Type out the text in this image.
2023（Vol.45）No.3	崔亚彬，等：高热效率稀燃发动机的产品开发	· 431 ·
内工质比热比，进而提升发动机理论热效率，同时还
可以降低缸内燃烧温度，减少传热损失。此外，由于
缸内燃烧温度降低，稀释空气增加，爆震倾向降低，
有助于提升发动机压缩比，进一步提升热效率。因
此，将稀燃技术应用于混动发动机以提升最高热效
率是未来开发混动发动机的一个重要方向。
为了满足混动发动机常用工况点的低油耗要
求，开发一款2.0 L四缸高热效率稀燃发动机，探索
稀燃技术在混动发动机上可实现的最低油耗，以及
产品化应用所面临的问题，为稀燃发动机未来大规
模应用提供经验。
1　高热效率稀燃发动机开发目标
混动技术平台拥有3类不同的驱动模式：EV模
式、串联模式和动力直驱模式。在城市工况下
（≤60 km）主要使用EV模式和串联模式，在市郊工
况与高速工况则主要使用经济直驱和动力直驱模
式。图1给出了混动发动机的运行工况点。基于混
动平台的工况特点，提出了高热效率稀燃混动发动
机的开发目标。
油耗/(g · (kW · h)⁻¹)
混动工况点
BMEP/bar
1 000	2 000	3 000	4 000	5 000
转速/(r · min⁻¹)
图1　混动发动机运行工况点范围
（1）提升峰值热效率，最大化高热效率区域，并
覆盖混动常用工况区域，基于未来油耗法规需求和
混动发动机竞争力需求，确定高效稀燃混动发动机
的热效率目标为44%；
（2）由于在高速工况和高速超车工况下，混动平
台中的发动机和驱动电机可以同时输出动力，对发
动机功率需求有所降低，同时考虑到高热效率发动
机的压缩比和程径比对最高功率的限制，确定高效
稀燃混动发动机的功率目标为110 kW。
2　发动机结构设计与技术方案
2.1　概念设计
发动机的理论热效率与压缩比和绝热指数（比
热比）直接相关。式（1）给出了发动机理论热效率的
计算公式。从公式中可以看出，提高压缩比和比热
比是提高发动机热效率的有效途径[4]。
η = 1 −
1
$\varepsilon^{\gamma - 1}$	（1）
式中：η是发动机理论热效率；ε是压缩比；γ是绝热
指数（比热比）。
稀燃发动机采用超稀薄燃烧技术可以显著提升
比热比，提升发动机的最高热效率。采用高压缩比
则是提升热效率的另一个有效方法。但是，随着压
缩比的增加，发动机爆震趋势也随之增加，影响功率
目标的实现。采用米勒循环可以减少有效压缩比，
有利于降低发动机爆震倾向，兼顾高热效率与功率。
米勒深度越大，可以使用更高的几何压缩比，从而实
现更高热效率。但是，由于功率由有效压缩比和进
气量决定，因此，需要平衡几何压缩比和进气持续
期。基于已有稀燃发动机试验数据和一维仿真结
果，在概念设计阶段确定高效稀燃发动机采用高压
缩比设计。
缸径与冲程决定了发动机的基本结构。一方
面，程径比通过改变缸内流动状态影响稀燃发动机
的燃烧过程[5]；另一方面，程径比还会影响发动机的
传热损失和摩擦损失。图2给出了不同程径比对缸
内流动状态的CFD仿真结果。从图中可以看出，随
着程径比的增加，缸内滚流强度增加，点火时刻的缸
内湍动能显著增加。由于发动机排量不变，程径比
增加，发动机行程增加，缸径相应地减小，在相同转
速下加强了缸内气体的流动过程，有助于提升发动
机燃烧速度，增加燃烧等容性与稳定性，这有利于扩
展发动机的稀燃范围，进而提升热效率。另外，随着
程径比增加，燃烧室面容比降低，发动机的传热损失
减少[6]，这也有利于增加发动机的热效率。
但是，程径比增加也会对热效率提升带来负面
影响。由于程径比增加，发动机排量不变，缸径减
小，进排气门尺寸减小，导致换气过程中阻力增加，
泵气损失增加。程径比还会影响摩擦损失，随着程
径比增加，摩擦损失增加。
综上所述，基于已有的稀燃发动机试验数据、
◆ ◆ ◆ ◆
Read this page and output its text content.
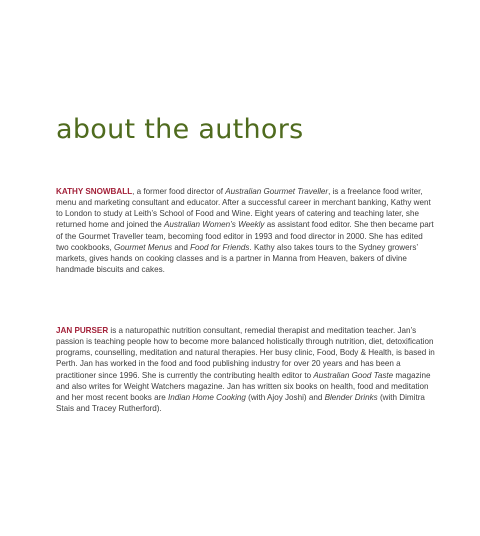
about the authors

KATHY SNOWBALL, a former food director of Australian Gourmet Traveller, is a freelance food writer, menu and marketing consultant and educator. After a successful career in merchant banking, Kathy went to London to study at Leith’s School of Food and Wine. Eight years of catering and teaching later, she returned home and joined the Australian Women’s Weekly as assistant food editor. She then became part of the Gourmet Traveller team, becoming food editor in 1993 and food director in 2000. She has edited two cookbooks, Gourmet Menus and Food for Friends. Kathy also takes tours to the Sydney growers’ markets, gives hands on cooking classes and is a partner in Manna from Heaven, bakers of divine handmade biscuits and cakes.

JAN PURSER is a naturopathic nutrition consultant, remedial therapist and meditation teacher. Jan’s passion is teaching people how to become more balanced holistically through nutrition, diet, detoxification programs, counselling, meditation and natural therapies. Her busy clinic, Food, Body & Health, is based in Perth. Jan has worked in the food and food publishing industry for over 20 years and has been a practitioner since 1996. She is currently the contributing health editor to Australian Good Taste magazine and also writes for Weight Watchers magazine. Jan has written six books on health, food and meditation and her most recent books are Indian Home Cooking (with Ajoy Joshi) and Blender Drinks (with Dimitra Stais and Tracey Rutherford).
◆ ◆ ◆ ◆
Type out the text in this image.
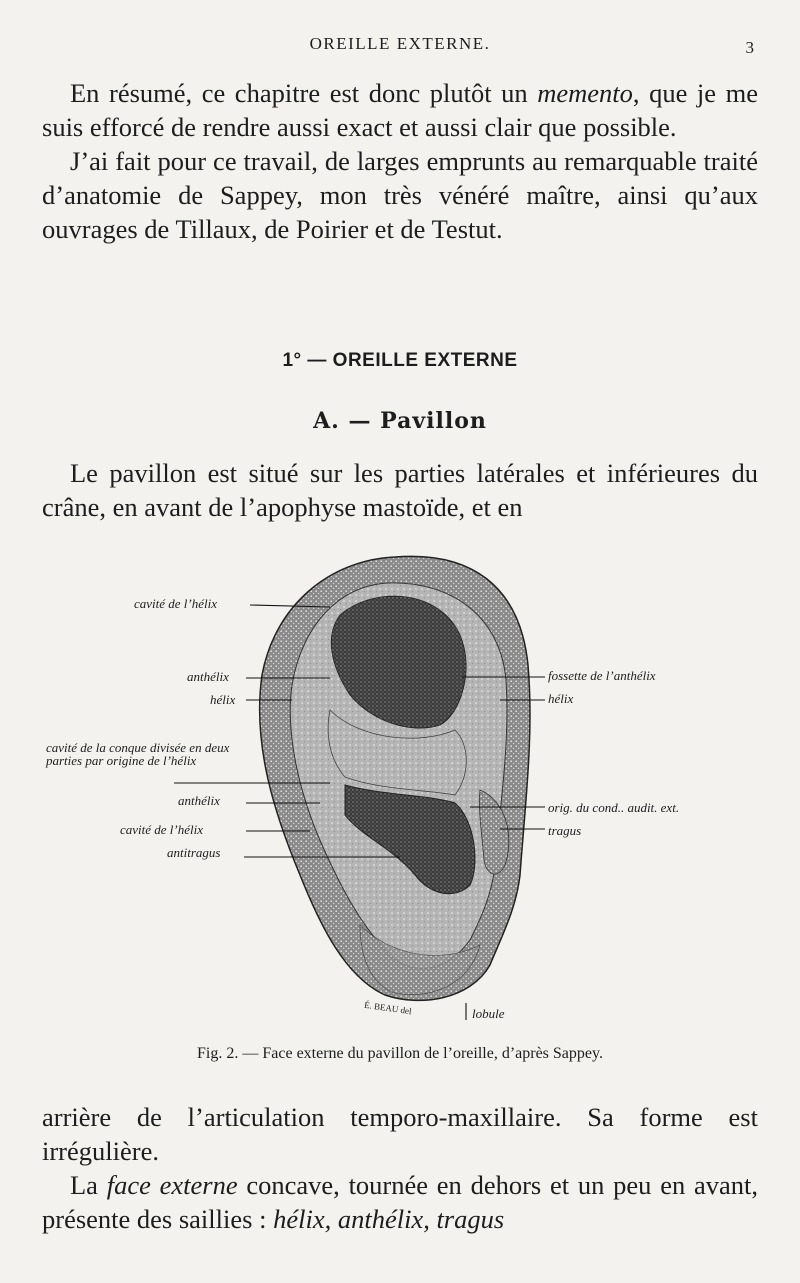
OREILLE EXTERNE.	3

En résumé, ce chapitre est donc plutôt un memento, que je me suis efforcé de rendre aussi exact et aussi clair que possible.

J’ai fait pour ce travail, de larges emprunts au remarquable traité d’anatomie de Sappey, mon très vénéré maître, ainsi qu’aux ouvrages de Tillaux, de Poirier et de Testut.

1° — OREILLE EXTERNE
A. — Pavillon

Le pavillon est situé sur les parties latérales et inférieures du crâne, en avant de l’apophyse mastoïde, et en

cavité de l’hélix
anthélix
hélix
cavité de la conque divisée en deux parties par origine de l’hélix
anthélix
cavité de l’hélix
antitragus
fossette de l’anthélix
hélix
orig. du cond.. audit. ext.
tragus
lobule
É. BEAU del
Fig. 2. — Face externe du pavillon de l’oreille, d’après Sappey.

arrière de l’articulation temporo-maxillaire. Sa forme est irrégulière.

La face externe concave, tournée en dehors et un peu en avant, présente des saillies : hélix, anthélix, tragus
◆ ◆ ◆ ◆
**Directions for this task:** What is the number of lines that contain "avant"? Reply with that number alone.

**Answer to the exercise:** 2